— start Listed records —

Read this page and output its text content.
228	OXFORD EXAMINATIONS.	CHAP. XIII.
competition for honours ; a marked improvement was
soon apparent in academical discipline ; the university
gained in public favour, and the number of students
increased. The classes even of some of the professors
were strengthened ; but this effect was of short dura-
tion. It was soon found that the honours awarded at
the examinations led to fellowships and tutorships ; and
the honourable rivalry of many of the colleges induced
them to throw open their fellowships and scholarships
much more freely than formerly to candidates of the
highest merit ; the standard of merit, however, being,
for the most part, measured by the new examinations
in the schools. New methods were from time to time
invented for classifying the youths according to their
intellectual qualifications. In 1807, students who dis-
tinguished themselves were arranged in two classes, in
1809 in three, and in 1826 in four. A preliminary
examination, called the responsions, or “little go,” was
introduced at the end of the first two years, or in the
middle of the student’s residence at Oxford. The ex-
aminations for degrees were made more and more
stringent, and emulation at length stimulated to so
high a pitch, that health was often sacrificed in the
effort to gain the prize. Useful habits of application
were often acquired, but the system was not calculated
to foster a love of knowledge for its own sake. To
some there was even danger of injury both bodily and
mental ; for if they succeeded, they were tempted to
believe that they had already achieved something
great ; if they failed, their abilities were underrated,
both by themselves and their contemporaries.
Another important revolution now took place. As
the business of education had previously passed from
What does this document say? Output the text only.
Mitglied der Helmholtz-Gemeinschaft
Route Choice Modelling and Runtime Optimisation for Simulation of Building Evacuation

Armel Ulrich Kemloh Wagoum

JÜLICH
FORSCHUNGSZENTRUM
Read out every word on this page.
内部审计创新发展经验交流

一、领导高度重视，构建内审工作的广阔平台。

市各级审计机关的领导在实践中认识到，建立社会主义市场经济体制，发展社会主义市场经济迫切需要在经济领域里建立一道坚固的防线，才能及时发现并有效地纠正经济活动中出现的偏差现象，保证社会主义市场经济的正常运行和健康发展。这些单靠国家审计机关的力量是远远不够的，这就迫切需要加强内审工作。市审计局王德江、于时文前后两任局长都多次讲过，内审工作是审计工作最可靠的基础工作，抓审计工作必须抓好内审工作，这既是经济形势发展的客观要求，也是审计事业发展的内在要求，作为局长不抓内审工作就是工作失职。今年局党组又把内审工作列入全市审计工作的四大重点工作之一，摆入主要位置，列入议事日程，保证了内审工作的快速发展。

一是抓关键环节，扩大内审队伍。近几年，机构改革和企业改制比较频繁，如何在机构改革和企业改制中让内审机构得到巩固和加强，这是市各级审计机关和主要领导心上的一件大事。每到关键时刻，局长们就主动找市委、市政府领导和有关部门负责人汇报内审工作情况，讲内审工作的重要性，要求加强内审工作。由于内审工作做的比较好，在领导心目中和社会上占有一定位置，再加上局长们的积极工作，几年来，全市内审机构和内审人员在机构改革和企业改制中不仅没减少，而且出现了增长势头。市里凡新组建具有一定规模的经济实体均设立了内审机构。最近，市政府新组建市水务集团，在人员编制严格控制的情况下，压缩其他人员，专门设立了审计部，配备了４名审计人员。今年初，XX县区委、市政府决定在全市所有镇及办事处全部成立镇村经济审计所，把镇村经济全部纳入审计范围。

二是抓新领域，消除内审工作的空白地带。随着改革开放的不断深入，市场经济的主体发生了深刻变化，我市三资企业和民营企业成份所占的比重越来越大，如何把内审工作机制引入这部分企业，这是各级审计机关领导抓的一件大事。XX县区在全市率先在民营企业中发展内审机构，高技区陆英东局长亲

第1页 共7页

— end Listed records —

Reproduce the listing above exactly from the line containing "What does this" through its last line, with both of those lines included.

** The completed task **
What does this document say? Output the text only.
Mitglied der Helmholtz-Gemeinschaft
Route Choice Modelling and Runtime Optimisation for Simulation of Building Evacuation

Armel Ulrich Kemloh Wagoum

JÜLICH
FORSCHUNGSZENTRUM
Read out every word on this page.
内部审计创新发展经验交流

一、领导高度重视，构建内审工作的广阔平台。

市各级审计机关的领导在实践中认识到，建立社会主义市场经济体制，发展社会主义市场经济迫切需要在经济领域里建立一道坚固的防线，才能及时发现并有效地纠正经济活动中出现的偏差现象，保证社会主义市场经济的正常运行和健康发展。这些单靠国家审计机关的力量是远远不够的，这就迫切需要加强内审工作。市审计局王德江、于时文前后两任局长都多次讲过，内审工作是审计工作最可靠的基础工作，抓审计工作必须抓好内审工作，这既是经济形势发展的客观要求，也是审计事业发展的内在要求，作为局长不抓内审工作就是工作失职。今年局党组又把内审工作列入全市审计工作的四大重点工作之一，摆入主要位置，列入议事日程，保证了内审工作的快速发展。

一是抓关键环节，扩大内审队伍。近几年，机构改革和企业改制比较频繁，如何在机构改革和企业改制中让内审机构得到巩固和加强，这是市各级审计机关和主要领导心上的一件大事。每到关键时刻，局长们就主动找市委、市政府领导和有关部门负责人汇报内审工作情况，讲内审工作的重要性，要求加强内审工作。由于内审工作做的比较好，在领导心目中和社会上占有一定位置，再加上局长们的积极工作，几年来，全市内审机构和内审人员在机构改革和企业改制中不仅没减少，而且出现了增长势头。市里凡新组建具有一定规模的经济实体均设立了内审机构。最近，市政府新组建市水务集团，在人员编制严格控制的情况下，压缩其他人员，专门设立了审计部，配备了４名审计人员。今年初，XX县区委、市政府决定在全市所有镇及办事处全部成立镇村经济审计所，把镇村经济全部纳入审计范围。

二是抓新领域，消除内审工作的空白地带。随着改革开放的不断深入，市场经济的主体发生了深刻变化，我市三资企业和民营企业成份所占的比重越来越大，如何把内审工作机制引入这部分企业，这是各级审计机关领导抓的一件大事。XX县区在全市率先在民营企业中发展内审机构，高技区陆英东局长亲

第1页 共7页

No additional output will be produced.